*What to produce:*
Find the lines below that contain the string "السيوطي". Copy each one.

☆ ☆ ☆

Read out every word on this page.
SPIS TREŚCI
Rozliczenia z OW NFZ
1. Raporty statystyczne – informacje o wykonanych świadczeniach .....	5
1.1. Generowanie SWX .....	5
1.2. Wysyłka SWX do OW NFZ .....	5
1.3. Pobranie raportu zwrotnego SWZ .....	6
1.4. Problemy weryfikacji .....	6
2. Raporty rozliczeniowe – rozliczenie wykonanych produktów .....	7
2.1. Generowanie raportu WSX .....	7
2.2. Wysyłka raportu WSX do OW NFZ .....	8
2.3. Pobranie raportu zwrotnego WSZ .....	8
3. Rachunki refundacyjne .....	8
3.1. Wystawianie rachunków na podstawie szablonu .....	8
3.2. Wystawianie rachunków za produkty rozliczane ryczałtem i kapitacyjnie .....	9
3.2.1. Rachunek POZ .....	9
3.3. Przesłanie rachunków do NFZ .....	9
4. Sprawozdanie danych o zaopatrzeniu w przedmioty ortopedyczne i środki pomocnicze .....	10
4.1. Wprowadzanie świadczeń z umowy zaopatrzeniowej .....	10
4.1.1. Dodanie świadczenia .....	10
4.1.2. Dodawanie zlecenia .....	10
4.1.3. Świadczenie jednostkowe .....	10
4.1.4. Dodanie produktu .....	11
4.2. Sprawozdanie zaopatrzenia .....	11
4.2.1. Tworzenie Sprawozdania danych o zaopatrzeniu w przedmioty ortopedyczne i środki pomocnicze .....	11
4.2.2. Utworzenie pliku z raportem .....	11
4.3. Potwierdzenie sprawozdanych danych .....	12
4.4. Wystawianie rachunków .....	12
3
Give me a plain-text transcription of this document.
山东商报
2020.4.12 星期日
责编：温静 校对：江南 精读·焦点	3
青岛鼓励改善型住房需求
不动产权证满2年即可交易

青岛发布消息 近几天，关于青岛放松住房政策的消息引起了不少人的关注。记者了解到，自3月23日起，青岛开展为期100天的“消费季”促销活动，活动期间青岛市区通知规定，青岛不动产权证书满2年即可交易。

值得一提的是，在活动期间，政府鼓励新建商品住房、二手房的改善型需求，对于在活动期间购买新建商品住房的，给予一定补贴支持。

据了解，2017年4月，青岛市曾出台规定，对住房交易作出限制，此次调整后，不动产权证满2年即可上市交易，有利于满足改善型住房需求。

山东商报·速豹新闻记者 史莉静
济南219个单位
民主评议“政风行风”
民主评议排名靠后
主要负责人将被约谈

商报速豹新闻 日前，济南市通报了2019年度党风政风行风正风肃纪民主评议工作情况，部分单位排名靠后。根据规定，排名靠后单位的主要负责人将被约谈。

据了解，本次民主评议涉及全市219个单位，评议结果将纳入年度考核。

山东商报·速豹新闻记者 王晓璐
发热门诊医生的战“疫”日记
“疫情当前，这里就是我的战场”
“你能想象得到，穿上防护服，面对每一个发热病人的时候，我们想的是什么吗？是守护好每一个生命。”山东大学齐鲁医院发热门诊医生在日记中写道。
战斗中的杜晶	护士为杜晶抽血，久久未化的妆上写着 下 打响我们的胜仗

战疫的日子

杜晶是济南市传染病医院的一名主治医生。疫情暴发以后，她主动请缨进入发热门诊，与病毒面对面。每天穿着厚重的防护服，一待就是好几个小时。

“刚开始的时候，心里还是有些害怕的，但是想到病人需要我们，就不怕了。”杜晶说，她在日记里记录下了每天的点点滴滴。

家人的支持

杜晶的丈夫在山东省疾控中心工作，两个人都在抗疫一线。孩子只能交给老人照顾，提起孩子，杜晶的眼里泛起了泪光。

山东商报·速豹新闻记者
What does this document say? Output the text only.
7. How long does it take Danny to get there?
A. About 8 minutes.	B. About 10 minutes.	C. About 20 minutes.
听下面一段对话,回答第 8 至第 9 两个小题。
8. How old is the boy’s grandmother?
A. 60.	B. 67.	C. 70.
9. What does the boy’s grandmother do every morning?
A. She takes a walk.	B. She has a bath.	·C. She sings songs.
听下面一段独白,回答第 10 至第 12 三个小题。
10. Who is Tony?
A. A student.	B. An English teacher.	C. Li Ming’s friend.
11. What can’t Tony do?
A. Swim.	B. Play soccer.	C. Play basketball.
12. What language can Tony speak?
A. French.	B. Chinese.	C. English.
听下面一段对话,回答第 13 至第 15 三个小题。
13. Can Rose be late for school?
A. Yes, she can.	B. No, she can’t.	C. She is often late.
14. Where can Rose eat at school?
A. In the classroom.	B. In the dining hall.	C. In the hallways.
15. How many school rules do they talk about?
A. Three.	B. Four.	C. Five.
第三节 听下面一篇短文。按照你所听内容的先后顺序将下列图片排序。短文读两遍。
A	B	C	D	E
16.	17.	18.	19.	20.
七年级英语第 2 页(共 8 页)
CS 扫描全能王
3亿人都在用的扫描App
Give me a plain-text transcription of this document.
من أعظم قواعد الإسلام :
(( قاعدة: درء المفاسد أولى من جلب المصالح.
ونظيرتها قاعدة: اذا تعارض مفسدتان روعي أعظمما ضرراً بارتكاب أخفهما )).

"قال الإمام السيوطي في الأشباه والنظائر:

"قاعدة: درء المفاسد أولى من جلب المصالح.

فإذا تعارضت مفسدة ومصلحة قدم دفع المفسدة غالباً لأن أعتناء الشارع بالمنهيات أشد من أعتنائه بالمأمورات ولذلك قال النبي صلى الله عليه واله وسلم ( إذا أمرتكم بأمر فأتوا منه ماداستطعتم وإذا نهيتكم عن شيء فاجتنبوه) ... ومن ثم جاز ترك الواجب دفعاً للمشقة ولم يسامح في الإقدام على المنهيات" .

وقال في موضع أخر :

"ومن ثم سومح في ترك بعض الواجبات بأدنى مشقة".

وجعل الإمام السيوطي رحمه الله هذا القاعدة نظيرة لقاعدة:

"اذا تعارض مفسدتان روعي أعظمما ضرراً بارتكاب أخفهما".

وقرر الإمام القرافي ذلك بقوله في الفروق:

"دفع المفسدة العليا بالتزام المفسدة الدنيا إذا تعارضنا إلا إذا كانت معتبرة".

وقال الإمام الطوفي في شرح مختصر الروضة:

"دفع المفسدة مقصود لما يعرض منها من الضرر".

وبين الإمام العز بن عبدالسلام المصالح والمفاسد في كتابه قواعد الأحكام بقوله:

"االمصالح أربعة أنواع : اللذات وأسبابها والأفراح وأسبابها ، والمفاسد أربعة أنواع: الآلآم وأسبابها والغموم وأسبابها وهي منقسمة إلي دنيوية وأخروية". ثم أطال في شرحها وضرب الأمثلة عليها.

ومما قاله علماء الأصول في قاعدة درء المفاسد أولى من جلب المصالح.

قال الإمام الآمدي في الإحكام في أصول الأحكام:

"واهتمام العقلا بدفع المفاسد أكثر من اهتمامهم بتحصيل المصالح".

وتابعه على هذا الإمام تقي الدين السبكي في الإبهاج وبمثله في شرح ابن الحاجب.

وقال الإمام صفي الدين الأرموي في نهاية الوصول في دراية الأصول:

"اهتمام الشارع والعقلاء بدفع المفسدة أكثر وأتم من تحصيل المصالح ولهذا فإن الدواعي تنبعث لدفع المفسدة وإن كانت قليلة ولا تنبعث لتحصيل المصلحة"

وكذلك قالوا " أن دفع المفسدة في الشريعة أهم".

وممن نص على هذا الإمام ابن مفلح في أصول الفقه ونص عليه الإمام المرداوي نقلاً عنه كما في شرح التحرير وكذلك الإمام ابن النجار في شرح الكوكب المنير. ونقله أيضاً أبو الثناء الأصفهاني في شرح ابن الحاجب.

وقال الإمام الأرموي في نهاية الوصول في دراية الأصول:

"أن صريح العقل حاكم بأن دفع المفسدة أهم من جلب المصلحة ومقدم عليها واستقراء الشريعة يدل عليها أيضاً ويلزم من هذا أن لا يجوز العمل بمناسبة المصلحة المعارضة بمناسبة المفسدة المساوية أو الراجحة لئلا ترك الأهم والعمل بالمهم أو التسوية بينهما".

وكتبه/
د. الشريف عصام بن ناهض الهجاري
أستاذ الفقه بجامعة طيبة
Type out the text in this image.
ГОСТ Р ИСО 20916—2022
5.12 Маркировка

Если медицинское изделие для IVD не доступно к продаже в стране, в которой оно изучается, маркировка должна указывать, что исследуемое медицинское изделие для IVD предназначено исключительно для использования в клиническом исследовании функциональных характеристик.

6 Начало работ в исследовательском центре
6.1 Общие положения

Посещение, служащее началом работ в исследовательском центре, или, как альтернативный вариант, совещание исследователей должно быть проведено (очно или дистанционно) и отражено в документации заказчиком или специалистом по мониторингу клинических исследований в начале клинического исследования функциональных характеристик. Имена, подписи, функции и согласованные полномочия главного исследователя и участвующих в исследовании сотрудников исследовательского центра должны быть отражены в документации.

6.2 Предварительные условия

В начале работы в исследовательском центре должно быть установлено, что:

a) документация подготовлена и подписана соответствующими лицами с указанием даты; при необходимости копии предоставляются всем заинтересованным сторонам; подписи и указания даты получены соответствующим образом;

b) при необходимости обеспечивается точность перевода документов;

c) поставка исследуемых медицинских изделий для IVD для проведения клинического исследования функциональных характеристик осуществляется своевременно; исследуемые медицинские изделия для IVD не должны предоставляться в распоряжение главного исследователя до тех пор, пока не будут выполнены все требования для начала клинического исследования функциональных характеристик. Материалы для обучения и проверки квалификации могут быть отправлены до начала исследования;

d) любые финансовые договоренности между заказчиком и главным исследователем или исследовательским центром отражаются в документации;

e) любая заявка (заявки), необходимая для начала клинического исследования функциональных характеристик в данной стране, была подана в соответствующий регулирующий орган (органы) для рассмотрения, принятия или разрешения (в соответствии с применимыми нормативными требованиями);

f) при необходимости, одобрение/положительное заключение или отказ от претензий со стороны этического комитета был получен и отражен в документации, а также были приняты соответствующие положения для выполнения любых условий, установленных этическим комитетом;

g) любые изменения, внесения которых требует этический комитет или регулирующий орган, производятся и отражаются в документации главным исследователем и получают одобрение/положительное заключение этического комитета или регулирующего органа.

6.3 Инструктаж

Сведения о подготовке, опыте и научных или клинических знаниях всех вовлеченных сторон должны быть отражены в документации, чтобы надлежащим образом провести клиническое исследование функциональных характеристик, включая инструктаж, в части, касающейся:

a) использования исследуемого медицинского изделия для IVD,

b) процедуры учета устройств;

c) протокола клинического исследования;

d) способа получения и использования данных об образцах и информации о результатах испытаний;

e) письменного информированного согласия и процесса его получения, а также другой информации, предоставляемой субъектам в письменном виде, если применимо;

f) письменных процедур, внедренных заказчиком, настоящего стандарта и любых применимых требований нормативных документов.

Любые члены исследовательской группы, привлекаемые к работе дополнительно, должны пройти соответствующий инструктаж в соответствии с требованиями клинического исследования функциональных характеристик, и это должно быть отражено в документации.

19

☆ ☆ ☆

*Full response:*
"قال الإمام السيوطي في الأشباه والنظائر:
وجعل الإمام السيوطي رحمه الله هذا القاعدة نظيرة لقاعدة:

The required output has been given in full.